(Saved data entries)
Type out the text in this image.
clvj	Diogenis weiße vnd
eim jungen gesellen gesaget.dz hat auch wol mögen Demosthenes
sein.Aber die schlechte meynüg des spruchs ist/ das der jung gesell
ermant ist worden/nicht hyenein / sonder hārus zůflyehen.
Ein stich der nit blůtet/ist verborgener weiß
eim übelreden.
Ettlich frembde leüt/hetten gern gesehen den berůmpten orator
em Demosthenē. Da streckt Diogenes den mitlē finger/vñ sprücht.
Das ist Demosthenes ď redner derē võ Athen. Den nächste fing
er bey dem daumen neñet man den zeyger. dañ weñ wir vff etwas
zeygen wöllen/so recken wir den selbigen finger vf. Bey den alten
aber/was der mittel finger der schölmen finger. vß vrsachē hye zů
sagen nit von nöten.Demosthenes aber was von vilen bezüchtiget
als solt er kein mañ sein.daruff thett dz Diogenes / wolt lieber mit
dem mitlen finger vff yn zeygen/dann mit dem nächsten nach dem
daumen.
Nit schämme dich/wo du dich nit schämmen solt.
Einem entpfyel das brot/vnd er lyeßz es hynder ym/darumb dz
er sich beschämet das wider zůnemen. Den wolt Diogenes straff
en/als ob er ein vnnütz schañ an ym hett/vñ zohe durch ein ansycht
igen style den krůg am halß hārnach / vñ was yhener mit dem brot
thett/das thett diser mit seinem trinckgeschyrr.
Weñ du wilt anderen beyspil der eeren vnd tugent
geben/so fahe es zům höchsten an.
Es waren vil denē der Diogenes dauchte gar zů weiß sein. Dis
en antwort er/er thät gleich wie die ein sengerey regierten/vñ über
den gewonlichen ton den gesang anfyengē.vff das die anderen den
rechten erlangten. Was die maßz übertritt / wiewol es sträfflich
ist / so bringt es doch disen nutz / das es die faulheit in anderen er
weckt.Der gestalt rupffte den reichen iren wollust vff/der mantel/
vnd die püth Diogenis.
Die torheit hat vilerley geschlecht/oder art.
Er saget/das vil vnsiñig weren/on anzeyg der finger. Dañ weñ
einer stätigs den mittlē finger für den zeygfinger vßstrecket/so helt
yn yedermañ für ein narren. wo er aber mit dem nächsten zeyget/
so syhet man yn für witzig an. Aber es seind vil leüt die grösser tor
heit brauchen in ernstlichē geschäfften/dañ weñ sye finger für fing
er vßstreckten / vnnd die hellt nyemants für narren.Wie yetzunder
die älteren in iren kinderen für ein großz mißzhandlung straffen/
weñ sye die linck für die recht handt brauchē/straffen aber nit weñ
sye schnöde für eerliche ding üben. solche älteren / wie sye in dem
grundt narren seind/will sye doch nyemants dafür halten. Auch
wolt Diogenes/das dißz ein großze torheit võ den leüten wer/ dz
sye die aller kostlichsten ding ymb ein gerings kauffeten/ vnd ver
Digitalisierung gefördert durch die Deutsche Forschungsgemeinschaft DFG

*What you should do*. Each entry above must be repeated exactly, with nothing dropped.

*Answer box*.
Type out the text in this image.
clvj	Diogenis weiße vnd
eim jungen gesellen gesaget.dz hat auch wol mögen Demosthenes
sein.Aber die schlechte meynüg des spruchs ist/ das der jung gesell
ermant ist worden/nicht hyenein / sonder hārus zůflyehen.
Ein stich der nit blůtet/ist verborgener weiß
eim übelreden.
Ettlich frembde leüt/hetten gern gesehen den berůmpten orator
em Demosthenē. Da streckt Diogenes den mitlē finger/vñ sprücht.
Das ist Demosthenes ď redner derē võ Athen. Den nächste fing
er bey dem daumen neñet man den zeyger. dañ weñ wir vff etwas
zeygen wöllen/so recken wir den selbigen finger vf. Bey den alten
aber/was der mittel finger der schölmen finger. vß vrsachē hye zů
sagen nit von nöten.Demosthenes aber was von vilen bezüchtiget
als solt er kein mañ sein.daruff thett dz Diogenes / wolt lieber mit
dem mitlen finger vff yn zeygen/dann mit dem nächsten nach dem
daumen.
Nit schämme dich/wo du dich nit schämmen solt.
Einem entpfyel das brot/vnd er lyeßz es hynder ym/darumb dz
er sich beschämet das wider zůnemen. Den wolt Diogenes straff
en/als ob er ein vnnütz schañ an ym hett/vñ zohe durch ein ansycht
igen style den krůg am halß hārnach / vñ was yhener mit dem brot
thett/das thett diser mit seinem trinckgeschyrr.
Weñ du wilt anderen beyspil der eeren vnd tugent
geben/so fahe es zům höchsten an.
Es waren vil denē der Diogenes dauchte gar zů weiß sein. Dis
en antwort er/er thät gleich wie die ein sengerey regierten/vñ über
den gewonlichen ton den gesang anfyengē.vff das die anderen den
rechten erlangten. Was die maßz übertritt / wiewol es sträfflich
ist / so bringt es doch disen nutz / das es die faulheit in anderen er
weckt.Der gestalt rupffte den reichen iren wollust vff/der mantel/
vnd die püth Diogenis.
Die torheit hat vilerley geschlecht/oder art.
Er saget/das vil vnsiñig weren/on anzeyg der finger. Dañ weñ
einer stätigs den mittlē finger für den zeygfinger vßstrecket/so helt
yn yedermañ für ein narren. wo er aber mit dem nächsten zeyget/
so syhet man yn für witzig an. Aber es seind vil leüt die grösser tor
heit brauchen in ernstlichē geschäfften/dañ weñ sye finger für fing
er vßstreckten / vnnd die hellt nyemants für narren.Wie yetzunder
die älteren in iren kinderen für ein großz mißzhandlung straffen/
weñ sye die linck für die recht handt brauchē/straffen aber nit weñ
sye schnöde für eerliche ding üben. solche älteren / wie sye in dem
grundt narren seind/will sye doch nyemants dafür halten. Auch
wolt Diogenes/das dißz ein großze torheit võ den leüten wer/ dz
sye die aller kostlichsten ding ymb ein gerings kauffeten/ vnd ver
Digitalisierung gefördert durch die Deutsche Forschungsgemeinschaft DFG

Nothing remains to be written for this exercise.